Report the total number of lines that include the string "Filter", without any other text.

Task data:
☆ ☆ ☆
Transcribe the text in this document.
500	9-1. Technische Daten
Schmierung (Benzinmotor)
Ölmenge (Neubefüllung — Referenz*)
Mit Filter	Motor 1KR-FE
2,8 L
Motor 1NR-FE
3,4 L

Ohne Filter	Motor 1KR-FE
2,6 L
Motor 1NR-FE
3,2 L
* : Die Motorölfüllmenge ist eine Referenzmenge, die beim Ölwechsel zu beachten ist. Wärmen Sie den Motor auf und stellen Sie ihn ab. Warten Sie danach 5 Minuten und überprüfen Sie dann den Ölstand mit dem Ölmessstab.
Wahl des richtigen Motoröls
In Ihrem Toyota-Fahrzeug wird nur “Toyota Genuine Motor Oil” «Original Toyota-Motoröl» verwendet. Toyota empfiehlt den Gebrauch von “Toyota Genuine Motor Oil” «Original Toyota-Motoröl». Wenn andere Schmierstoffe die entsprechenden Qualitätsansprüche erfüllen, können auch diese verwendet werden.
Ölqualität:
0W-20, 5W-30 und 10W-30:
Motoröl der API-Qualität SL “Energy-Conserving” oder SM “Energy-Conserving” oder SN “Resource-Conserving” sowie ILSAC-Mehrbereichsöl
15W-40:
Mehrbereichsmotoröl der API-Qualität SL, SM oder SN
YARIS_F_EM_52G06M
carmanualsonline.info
☆ ☆ ☆
Exercise response:
2